━━━ Data for processing ━━━

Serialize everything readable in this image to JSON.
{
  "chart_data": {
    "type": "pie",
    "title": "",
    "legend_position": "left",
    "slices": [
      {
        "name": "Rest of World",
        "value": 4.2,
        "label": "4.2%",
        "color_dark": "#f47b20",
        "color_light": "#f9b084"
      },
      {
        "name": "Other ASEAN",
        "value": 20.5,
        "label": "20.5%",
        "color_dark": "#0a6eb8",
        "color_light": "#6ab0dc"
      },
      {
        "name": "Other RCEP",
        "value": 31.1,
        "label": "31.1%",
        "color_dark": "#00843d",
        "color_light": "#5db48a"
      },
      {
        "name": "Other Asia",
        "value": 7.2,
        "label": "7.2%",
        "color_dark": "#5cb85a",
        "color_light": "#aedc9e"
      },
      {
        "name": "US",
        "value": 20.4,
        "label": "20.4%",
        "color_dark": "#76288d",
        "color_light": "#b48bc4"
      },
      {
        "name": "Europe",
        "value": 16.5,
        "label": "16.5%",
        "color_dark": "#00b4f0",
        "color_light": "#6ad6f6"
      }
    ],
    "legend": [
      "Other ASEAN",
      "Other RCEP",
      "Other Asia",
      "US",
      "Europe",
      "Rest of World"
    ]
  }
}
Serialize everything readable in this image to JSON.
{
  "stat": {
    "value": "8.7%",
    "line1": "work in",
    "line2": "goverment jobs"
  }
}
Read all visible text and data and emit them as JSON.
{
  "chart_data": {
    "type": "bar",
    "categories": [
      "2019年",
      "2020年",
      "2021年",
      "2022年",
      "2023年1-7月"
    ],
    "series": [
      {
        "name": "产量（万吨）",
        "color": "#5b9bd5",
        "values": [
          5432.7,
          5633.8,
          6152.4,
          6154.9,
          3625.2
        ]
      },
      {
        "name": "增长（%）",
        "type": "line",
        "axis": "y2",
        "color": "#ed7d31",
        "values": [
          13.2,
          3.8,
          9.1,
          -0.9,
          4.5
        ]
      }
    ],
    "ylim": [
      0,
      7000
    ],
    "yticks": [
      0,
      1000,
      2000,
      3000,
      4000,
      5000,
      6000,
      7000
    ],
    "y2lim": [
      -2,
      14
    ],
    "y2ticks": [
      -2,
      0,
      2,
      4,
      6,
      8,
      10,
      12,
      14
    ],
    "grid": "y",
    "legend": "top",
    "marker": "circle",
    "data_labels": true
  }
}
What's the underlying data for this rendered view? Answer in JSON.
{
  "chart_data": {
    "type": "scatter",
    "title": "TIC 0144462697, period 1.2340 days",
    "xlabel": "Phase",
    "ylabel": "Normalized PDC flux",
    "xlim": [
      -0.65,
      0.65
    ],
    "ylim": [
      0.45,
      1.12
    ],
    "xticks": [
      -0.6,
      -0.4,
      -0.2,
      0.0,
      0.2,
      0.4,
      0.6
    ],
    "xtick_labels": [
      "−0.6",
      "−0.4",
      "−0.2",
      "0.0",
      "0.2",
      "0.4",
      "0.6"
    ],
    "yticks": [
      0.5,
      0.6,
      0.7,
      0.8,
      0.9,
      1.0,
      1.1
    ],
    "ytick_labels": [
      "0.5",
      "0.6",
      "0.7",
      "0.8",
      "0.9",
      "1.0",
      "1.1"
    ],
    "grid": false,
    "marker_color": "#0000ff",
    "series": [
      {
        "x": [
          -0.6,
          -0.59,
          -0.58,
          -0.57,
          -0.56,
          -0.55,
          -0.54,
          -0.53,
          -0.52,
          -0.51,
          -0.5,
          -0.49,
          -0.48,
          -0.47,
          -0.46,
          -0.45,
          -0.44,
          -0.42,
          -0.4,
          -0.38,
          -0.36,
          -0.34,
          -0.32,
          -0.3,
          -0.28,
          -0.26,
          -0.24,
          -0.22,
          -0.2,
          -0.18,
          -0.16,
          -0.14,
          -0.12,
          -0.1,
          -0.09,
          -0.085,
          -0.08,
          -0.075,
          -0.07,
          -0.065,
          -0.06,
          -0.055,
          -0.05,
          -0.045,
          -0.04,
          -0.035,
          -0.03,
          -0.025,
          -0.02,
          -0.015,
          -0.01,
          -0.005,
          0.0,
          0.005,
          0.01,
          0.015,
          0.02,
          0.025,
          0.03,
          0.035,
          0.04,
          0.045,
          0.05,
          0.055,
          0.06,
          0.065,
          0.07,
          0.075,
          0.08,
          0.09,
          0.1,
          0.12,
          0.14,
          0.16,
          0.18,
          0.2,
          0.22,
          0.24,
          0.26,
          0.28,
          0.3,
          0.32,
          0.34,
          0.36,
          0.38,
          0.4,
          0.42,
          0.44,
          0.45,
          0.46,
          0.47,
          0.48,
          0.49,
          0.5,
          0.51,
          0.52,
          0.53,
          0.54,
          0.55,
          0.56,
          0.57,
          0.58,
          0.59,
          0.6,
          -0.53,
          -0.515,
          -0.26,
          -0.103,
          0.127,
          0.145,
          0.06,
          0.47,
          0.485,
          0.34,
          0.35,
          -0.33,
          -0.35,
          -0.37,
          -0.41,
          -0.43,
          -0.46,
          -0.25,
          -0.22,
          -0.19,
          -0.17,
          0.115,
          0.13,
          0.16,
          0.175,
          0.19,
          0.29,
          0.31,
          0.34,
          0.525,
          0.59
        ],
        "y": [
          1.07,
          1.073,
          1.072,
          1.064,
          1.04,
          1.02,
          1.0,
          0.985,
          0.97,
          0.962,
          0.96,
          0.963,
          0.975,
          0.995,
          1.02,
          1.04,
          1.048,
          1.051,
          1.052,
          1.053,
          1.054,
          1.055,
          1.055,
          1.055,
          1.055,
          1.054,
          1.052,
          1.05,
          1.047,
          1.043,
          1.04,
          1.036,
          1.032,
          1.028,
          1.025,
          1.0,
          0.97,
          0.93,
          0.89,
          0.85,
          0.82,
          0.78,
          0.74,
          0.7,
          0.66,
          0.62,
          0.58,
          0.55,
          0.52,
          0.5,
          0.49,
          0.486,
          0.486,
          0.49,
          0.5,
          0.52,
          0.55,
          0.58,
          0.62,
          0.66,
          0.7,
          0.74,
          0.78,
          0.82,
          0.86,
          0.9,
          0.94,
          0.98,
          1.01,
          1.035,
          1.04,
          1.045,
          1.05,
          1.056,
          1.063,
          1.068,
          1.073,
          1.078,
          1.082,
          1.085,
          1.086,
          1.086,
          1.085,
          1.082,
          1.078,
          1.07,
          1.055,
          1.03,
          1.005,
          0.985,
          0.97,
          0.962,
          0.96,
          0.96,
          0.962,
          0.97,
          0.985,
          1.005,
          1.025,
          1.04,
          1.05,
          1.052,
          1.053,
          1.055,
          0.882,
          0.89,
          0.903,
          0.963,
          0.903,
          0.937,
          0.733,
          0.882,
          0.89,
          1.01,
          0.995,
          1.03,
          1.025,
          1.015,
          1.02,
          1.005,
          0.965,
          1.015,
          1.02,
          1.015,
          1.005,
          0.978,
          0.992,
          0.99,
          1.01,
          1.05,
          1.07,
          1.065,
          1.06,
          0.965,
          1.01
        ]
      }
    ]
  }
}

━━━

* [Exercise]: Retype the data exactly as given.

* [Correct answer]:
Serialize everything readable in this image to JSON.
{
  "chart_data": {
    "type": "pie",
    "title": "",
    "legend_position": "left",
    "slices": [
      {
        "name": "Rest of World",
        "value": 4.2,
        "label": "4.2%",
        "color_dark": "#f47b20",
        "color_light": "#f9b084"
      },
      {
        "name": "Other ASEAN",
        "value": 20.5,
        "label": "20.5%",
        "color_dark": "#0a6eb8",
        "color_light": "#6ab0dc"
      },
      {
        "name": "Other RCEP",
        "value": 31.1,
        "label": "31.1%",
        "color_dark": "#00843d",
        "color_light": "#5db48a"
      },
      {
        "name": "Other Asia",
        "value": 7.2,
        "label": "7.2%",
        "color_dark": "#5cb85a",
        "color_light": "#aedc9e"
      },
      {
        "name": "US",
        "value": 20.4,
        "label": "20.4%",
        "color_dark": "#76288d",
        "color_light": "#b48bc4"
      },
      {
        "name": "Europe",
        "value": 16.5,
        "label": "16.5%",
        "color_dark": "#00b4f0",
        "color_light": "#6ad6f6"
      }
    ],
    "legend": [
      "Other ASEAN",
      "Other RCEP",
      "Other Asia",
      "US",
      "Europe",
      "Rest of World"
    ]
  }
}
Serialize everything readable in this image to JSON.
{
  "stat": {
    "value": "8.7%",
    "line1": "work in",
    "line2": "goverment jobs"
  }
}
Read all visible text and data and emit them as JSON.
{
  "chart_data": {
    "type": "bar",
    "categories": [
      "2019年",
      "2020年",
      "2021年",
      "2022年",
      "2023年1-7月"
    ],
    "series": [
      {
        "name": "产量（万吨）",
        "color": "#5b9bd5",
        "values": [
          5432.7,
          5633.8,
          6152.4,
          6154.9,
          3625.2
        ]
      },
      {
        "name": "增长（%）",
        "type": "line",
        "axis": "y2",
        "color": "#ed7d31",
        "values": [
          13.2,
          3.8,
          9.1,
          -0.9,
          4.5
        ]
      }
    ],
    "ylim": [
      0,
      7000
    ],
    "yticks": [
      0,
      1000,
      2000,
      3000,
      4000,
      5000,
      6000,
      7000
    ],
    "y2lim": [
      -2,
      14
    ],
    "y2ticks": [
      -2,
      0,
      2,
      4,
      6,
      8,
      10,
      12,
      14
    ],
    "grid": "y",
    "legend": "top",
    "marker": "circle",
    "data_labels": true
  }
}
What's the underlying data for this rendered view? Answer in JSON.
{
  "chart_data": {
    "type": "scatter",
    "title": "TIC 0144462697, period 1.2340 days",
    "xlabel": "Phase",
    "ylabel": "Normalized PDC flux",
    "xlim": [
      -0.65,
      0.65
    ],
    "ylim": [
      0.45,
      1.12
    ],
    "xticks": [
      -0.6,
      -0.4,
      -0.2,
      0.0,
      0.2,
      0.4,
      0.6
    ],
    "xtick_labels": [
      "−0.6",
      "−0.4",
      "−0.2",
      "0.0",
      "0.2",
      "0.4",
      "0.6"
    ],
    "yticks": [
      0.5,
      0.6,
      0.7,
      0.8,
      0.9,
      1.0,
      1.1
    ],
    "ytick_labels": [
      "0.5",
      "0.6",
      "0.7",
      "0.8",
      "0.9",
      "1.0",
      "1.1"
    ],
    "grid": false,
    "marker_color": "#0000ff",
    "series": [
      {
        "x": [
          -0.6,
          -0.59,
          -0.58,
          -0.57,
          -0.56,
          -0.55,
          -0.54,
          -0.53,
          -0.52,
          -0.51,
          -0.5,
          -0.49,
          -0.48,
          -0.47,
          -0.46,
          -0.45,
          -0.44,
          -0.42,
          -0.4,
          -0.38,
          -0.36,
          -0.34,
          -0.32,
          -0.3,
          -0.28,
          -0.26,
          -0.24,
          -0.22,
          -0.2,
          -0.18,
          -0.16,
          -0.14,
          -0.12,
          -0.1,
          -0.09,
          -0.085,
          -0.08,
          -0.075,
          -0.07,
          -0.065,
          -0.06,
          -0.055,
          -0.05,
          -0.045,
          -0.04,
          -0.035,
          -0.03,
          -0.025,
          -0.02,
          -0.015,
          -0.01,
          -0.005,
          0.0,
          0.005,
          0.01,
          0.015,
          0.02,
          0.025,
          0.03,
          0.035,
          0.04,
          0.045,
          0.05,
          0.055,
          0.06,
          0.065,
          0.07,
          0.075,
          0.08,
          0.09,
          0.1,
          0.12,
          0.14,
          0.16,
          0.18,
          0.2,
          0.22,
          0.24,
          0.26,
          0.28,
          0.3,
          0.32,
          0.34,
          0.36,
          0.38,
          0.4,
          0.42,
          0.44,
          0.45,
          0.46,
          0.47,
          0.48,
          0.49,
          0.5,
          0.51,
          0.52,
          0.53,
          0.54,
          0.55,
          0.56,
          0.57,
          0.58,
          0.59,
          0.6,
          -0.53,
          -0.515,
          -0.26,
          -0.103,
          0.127,
          0.145,
          0.06,
          0.47,
          0.485,
          0.34,
          0.35,
          -0.33,
          -0.35,
          -0.37,
          -0.41,
          -0.43,
          -0.46,
          -0.25,
          -0.22,
          -0.19,
          -0.17,
          0.115,
          0.13,
          0.16,
          0.175,
          0.19,
          0.29,
          0.31,
          0.34,
          0.525,
          0.59
        ],
        "y": [
          1.07,
          1.073,
          1.072,
          1.064,
          1.04,
          1.02,
          1.0,
          0.985,
          0.97,
          0.962,
          0.96,
          0.963,
          0.975,
          0.995,
          1.02,
          1.04,
          1.048,
          1.051,
          1.052,
          1.053,
          1.054,
          1.055,
          1.055,
          1.055,
          1.055,
          1.054,
          1.052,
          1.05,
          1.047,
          1.043,
          1.04,
          1.036,
          1.032,
          1.028,
          1.025,
          1.0,
          0.97,
          0.93,
          0.89,
          0.85,
          0.82,
          0.78,
          0.74,
          0.7,
          0.66,
          0.62,
          0.58,
          0.55,
          0.52,
          0.5,
          0.49,
          0.486,
          0.486,
          0.49,
          0.5,
          0.52,
          0.55,
          0.58,
          0.62,
          0.66,
          0.7,
          0.74,
          0.78,
          0.82,
          0.86,
          0.9,
          0.94,
          0.98,
          1.01,
          1.035,
          1.04,
          1.045,
          1.05,
          1.056,
          1.063,
          1.068,
          1.073,
          1.078,
          1.082,
          1.085,
          1.086,
          1.086,
          1.085,
          1.082,
          1.078,
          1.07,
          1.055,
          1.03,
          1.005,
          0.985,
          0.97,
          0.962,
          0.96,
          0.96,
          0.962,
          0.97,
          0.985,
          1.005,
          1.025,
          1.04,
          1.05,
          1.052,
          1.053,
          1.055,
          0.882,
          0.89,
          0.903,
          0.963,
          0.903,
          0.937,
          0.733,
          0.882,
          0.89,
          1.01,
          0.995,
          1.03,
          1.025,
          1.015,
          1.02,
          1.005,
          0.965,
          1.015,
          1.02,
          1.015,
          1.005,
          0.978,
          0.992,
          0.99,
          1.01,
          1.05,
          1.07,
          1.065,
          1.06,
          0.965,
          1.01
        ]
      }
    ]
  }
}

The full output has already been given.